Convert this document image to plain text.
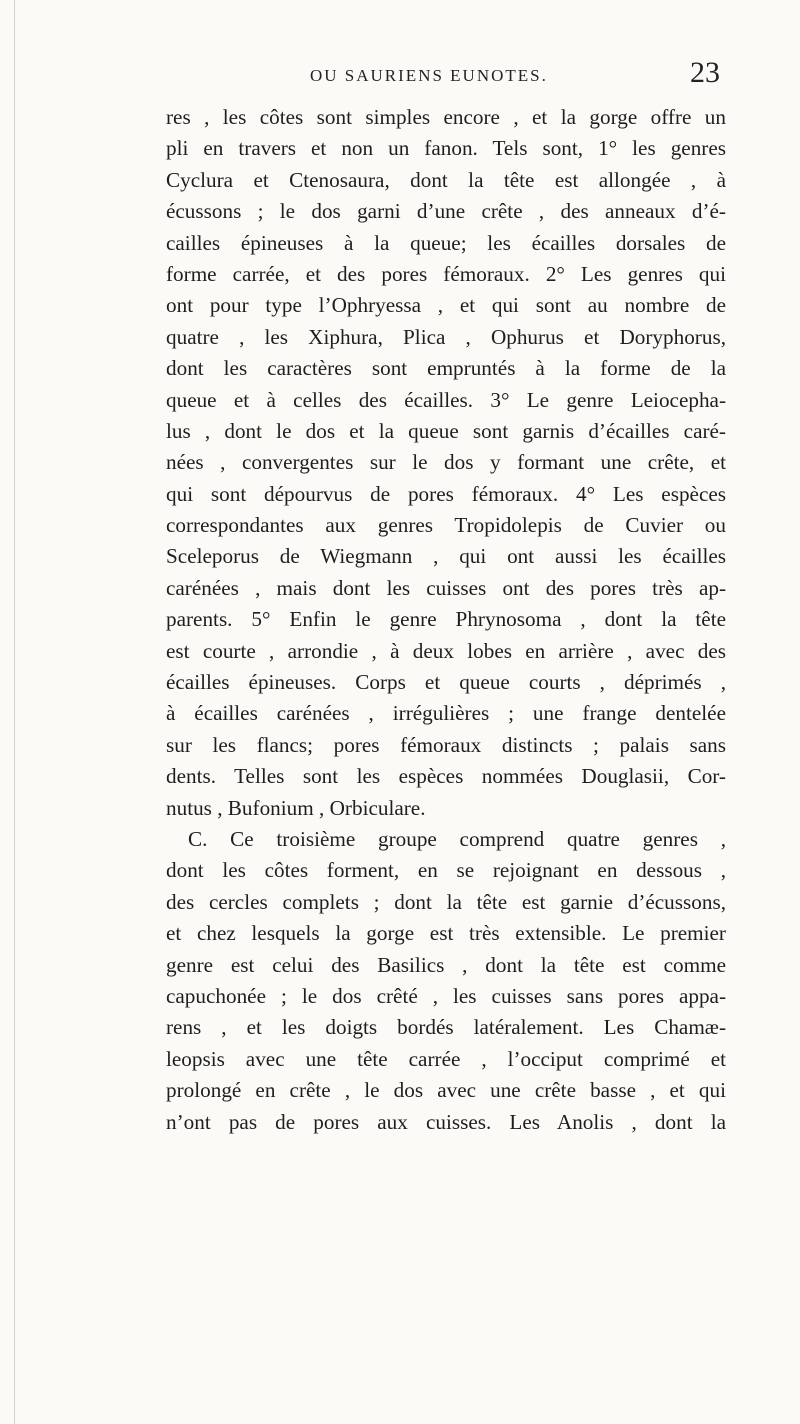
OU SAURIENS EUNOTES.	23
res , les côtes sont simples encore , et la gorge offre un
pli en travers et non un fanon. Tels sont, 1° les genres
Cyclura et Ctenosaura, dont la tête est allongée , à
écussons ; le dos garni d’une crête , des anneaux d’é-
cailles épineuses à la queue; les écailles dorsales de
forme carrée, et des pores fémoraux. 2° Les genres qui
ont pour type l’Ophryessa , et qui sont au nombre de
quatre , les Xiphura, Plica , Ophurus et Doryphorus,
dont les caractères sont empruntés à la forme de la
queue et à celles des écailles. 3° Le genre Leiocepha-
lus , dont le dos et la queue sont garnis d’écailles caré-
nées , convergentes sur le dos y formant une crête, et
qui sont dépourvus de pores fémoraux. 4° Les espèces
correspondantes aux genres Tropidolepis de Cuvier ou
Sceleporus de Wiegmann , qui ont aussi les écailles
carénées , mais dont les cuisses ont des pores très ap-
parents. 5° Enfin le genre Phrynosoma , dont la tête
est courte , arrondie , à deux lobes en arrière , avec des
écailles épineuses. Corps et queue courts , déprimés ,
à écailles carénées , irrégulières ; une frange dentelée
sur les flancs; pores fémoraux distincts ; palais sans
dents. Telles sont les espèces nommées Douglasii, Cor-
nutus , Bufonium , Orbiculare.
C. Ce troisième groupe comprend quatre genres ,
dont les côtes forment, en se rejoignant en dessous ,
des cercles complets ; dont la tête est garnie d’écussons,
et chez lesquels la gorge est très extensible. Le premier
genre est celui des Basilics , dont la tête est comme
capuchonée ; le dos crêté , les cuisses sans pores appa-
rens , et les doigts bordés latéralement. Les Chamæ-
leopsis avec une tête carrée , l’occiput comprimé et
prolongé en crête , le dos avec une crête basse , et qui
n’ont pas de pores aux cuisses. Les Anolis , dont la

> [Exercise objective]
Please list every line of the records that contains "crête".

> [Solution to the problem]
écussons ; le dos garni d’une crête , des anneaux d’é-
nées , convergentes sur le dos y formant une crête, et
prolongé en crête , le dos avec une crête basse , et qui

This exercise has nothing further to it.